→ Set task
In the entries below, find every line with "bells" and copy it.

→ Supplied entries
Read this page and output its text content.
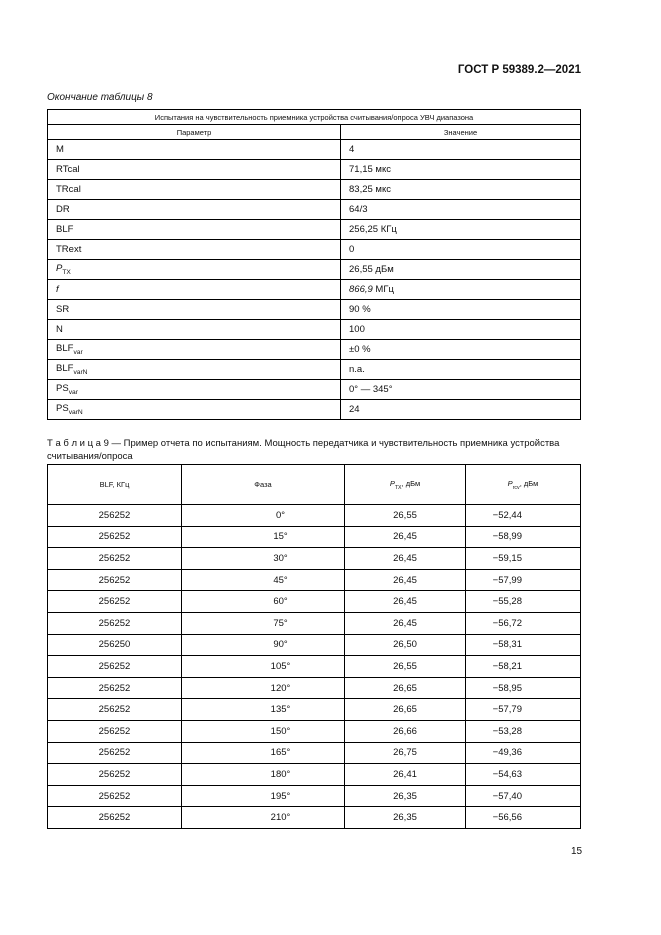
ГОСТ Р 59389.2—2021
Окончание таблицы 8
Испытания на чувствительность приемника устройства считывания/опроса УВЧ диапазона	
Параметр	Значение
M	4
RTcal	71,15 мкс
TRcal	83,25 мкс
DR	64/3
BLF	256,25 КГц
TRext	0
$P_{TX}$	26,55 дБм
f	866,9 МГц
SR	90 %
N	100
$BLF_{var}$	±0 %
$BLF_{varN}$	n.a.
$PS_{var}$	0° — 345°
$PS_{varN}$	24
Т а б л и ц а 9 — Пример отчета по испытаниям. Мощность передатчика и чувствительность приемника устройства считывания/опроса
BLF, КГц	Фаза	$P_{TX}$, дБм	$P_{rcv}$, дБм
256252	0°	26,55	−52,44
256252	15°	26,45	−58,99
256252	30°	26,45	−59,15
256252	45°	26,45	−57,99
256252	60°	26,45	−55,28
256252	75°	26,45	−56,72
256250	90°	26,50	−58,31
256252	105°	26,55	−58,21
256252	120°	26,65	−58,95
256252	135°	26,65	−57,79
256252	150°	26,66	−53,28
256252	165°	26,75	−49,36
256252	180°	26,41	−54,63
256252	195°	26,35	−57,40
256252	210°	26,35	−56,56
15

---

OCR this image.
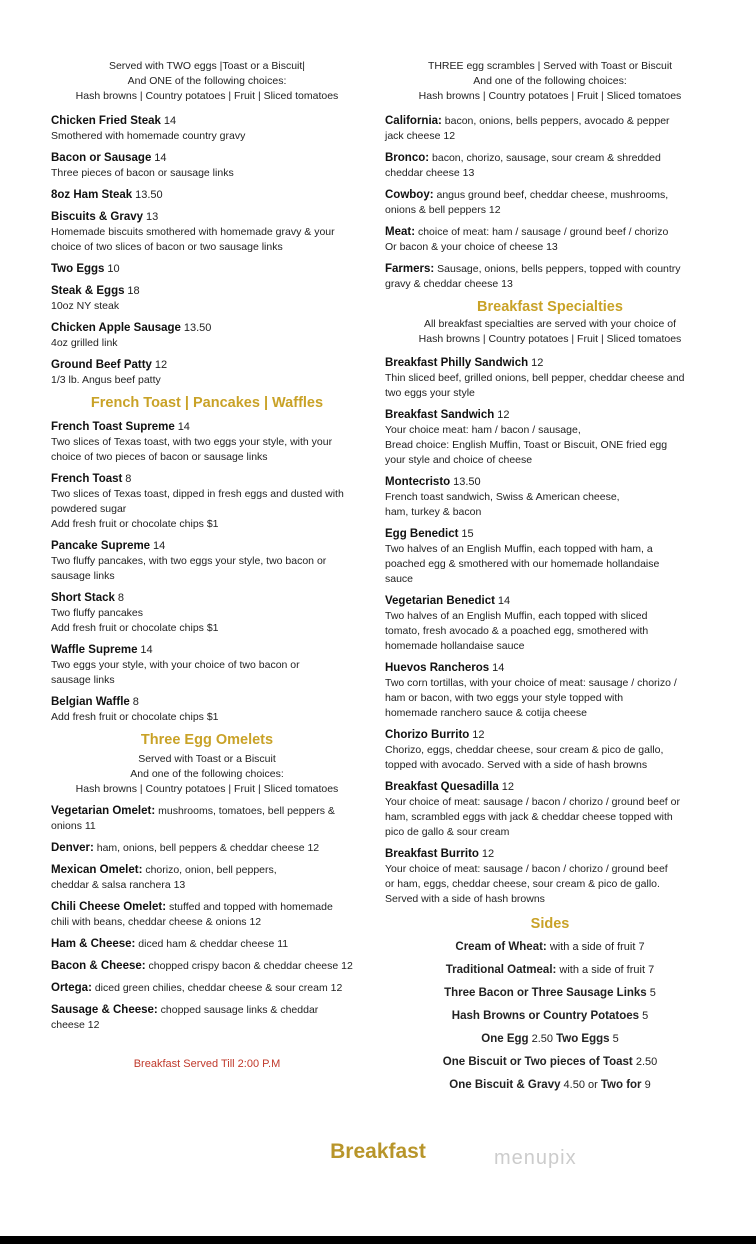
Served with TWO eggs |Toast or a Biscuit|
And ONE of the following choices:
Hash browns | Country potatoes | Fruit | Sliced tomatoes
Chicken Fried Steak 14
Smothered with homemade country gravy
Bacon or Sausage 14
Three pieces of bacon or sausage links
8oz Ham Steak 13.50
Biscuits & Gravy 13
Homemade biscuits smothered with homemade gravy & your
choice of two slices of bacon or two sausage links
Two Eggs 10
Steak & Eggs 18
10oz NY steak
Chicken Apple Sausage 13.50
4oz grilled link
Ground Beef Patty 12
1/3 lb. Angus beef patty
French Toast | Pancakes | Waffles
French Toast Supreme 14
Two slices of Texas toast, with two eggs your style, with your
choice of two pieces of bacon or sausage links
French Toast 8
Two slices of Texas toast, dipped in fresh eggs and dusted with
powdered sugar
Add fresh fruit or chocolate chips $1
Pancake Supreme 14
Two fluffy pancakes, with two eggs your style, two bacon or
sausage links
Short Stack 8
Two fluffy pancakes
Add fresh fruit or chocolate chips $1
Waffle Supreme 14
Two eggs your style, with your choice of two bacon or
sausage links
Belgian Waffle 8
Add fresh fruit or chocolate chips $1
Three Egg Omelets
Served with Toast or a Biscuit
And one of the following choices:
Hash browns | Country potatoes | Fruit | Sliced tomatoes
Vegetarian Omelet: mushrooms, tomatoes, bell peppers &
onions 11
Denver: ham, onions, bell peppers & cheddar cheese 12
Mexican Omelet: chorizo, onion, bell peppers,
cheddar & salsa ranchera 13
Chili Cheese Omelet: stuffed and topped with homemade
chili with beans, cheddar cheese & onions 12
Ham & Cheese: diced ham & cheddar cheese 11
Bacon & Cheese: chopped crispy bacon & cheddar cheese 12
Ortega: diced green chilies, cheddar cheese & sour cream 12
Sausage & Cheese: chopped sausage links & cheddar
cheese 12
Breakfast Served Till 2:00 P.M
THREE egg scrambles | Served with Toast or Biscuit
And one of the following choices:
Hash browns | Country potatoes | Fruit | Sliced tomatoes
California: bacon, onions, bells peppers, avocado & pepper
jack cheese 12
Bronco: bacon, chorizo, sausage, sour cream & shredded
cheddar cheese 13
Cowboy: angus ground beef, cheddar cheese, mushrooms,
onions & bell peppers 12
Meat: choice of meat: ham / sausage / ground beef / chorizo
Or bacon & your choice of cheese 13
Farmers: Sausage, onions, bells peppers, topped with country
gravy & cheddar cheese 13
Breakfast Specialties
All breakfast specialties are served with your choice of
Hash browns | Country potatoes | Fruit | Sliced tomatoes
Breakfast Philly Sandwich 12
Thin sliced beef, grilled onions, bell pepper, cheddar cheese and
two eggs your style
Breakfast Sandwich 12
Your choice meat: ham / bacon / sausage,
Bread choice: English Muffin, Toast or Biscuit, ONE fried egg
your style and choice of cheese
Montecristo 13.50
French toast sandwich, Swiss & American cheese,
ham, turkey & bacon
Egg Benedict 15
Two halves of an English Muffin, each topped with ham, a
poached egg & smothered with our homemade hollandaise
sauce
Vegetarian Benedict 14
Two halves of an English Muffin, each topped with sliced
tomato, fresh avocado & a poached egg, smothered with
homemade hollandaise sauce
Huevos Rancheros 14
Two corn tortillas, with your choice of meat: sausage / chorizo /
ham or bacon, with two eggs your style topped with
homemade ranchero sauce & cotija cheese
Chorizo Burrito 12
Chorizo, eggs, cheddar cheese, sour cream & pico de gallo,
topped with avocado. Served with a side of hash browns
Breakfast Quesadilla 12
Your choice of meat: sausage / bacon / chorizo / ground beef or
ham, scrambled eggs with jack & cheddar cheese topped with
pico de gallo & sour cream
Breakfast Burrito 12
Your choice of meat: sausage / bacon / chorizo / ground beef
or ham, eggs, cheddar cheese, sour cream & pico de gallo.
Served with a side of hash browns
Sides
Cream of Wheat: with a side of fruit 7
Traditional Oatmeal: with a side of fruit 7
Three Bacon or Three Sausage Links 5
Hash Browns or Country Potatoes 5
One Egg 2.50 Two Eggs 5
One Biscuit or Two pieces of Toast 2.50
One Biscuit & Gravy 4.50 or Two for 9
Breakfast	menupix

→ Output of the task
California: bacon, onions, bells peppers, avocado & pepper
Farmers: Sausage, onions, bells peppers, topped with country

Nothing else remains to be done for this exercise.